§ Text extract:

- - - - -

Following the medal presentation, BBC analysts Steve Cram and Michael Johnson began a discussion which verged on becoming heated, the spice being provided by Johnson.

Johnson had questions for Cram regarding his focus on Gatlin as a drugs cheat and his failure to run the BBC highlighter pen over the careers of others.

Steve Cram: I'm never going to sit here - I'm really sorry - I'm never going to sit here and be an apologist for Justin Gatlin or what he represents.

Gabby Logan: You don't have to apologise to anyone here.

Michael Johnson: Why don't you mention all of the other people? Because how is it that Justin Gatlin stands out so far above in your mind and other people's mind above all the other drug cheats? Explain the difference between him and the others.

SC: I've talked on air about Marion Jones...

MJ: Come on, Marion?

SC: OK, Rashid Ramzi. Seriously, on air, all the time.

MJ: Seriously, what about the people who are here though. What about today? The people that are here.

SC: I think I said yesterday that one man shouldn't carry all of the hate and one man shouldn't get all of the love, which is Bolt, that's what he represents.

If we acquiesce all the time, which is what we have done, we're all responsible in our sport for allowing this situation to over a number of years to arrive. We let our federations be badly run. We let the people who were meant to be looking after our sport ride roughshod over all the things we call dear. We are partly responsible for that.

Now that we are in the media we have a responsibility, within reason, to educate people.

MJ: I don't disagree with you there but I think that we've done a poor job of educating because we created a story that was not accurate. We created a villain and hero story that created most of this.

- - - - -

§ Direction a: Shorten the paragraph of the Cram and Johnson exchange above that begins "If we acquiesce all the time", keeping its main points.

- - - - -

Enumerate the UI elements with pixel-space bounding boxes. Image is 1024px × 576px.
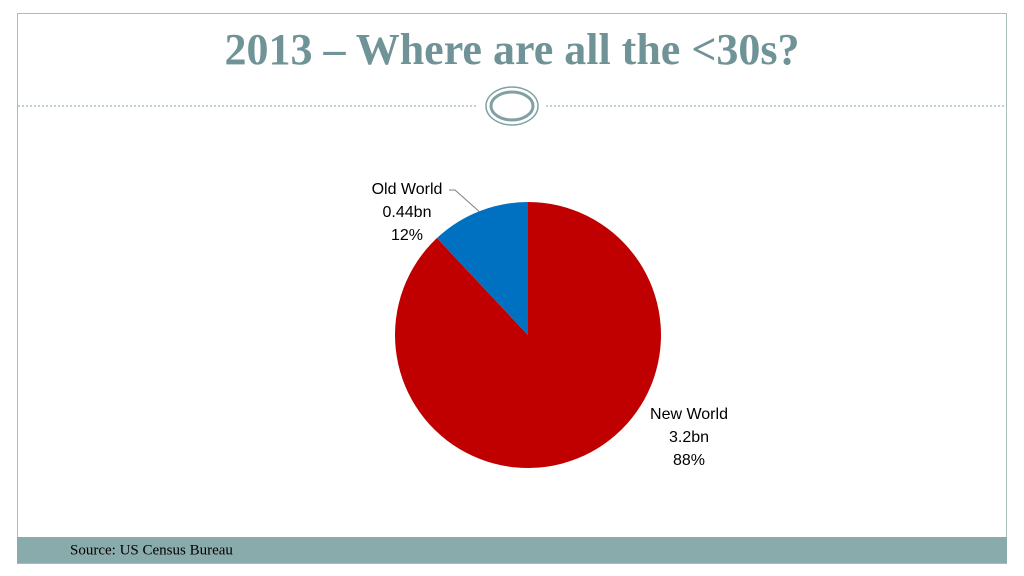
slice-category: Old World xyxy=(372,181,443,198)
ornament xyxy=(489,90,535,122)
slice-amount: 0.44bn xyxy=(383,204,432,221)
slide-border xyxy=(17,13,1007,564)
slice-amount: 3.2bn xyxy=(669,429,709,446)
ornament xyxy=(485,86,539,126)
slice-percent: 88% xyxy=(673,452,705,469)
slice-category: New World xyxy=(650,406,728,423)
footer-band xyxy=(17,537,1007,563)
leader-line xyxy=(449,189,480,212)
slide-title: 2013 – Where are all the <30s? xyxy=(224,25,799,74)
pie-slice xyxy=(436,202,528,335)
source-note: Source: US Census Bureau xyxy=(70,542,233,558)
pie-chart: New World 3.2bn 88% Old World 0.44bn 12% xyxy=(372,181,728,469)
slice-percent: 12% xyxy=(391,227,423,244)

- - - - -

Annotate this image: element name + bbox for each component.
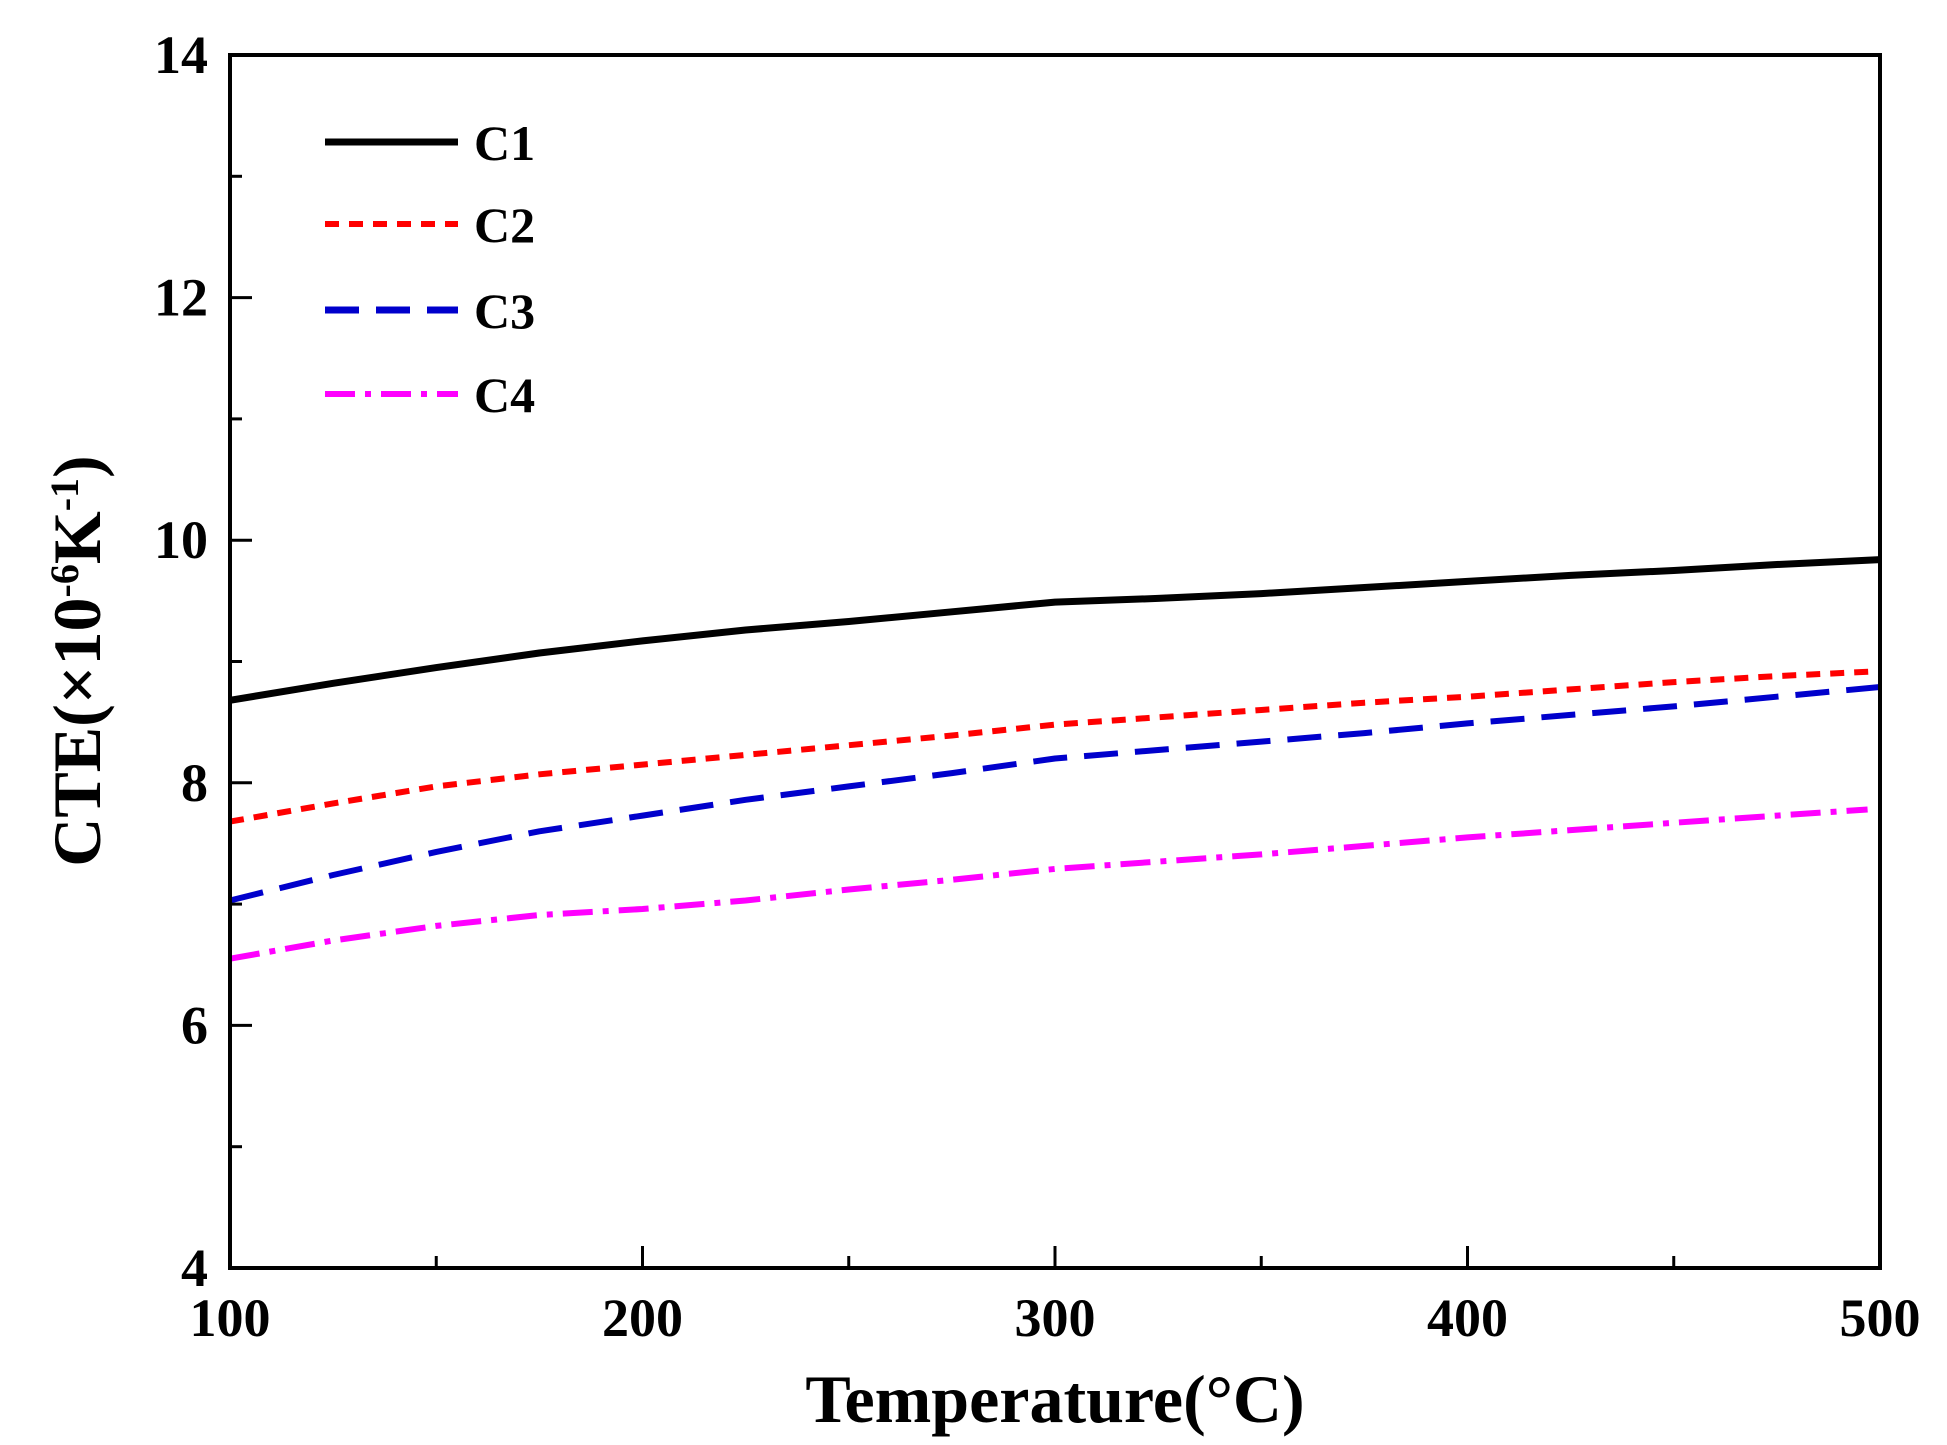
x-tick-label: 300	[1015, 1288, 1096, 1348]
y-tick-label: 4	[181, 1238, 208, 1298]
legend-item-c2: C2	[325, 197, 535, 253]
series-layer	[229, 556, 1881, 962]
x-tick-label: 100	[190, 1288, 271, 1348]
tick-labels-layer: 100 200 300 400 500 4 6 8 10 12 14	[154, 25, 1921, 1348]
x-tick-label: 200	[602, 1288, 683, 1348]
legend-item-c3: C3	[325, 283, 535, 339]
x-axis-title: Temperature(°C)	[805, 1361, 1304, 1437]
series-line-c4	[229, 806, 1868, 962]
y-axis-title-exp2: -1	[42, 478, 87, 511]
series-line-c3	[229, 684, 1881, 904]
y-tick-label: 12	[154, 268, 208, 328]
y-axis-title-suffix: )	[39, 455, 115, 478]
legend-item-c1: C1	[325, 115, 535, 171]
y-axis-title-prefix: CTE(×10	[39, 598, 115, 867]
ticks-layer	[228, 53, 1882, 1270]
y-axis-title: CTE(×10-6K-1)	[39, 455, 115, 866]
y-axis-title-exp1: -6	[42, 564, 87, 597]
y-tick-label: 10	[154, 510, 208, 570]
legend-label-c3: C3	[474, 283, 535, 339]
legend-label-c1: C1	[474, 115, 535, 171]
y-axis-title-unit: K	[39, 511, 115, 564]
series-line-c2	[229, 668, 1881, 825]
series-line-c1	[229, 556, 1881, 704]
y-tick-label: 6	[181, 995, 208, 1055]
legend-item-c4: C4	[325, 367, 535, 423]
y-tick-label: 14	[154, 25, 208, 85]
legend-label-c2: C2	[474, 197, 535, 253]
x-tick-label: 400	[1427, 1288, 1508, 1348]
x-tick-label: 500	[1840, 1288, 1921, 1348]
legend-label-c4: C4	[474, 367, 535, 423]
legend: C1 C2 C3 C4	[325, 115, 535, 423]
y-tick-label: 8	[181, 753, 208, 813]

- - - - -

§ Direction b: Count the lines of the records that contain the string "layer", treating case as significant. Give only the number.

§ Task response a: By always acquiescing, everyone in the sport shares responsibility for letting this situation develop over years. We allowed our federations to be badly run and let those meant to look after the sport ride roughshod over what we hold dear. We are partly to blame.

§ Task response b: 3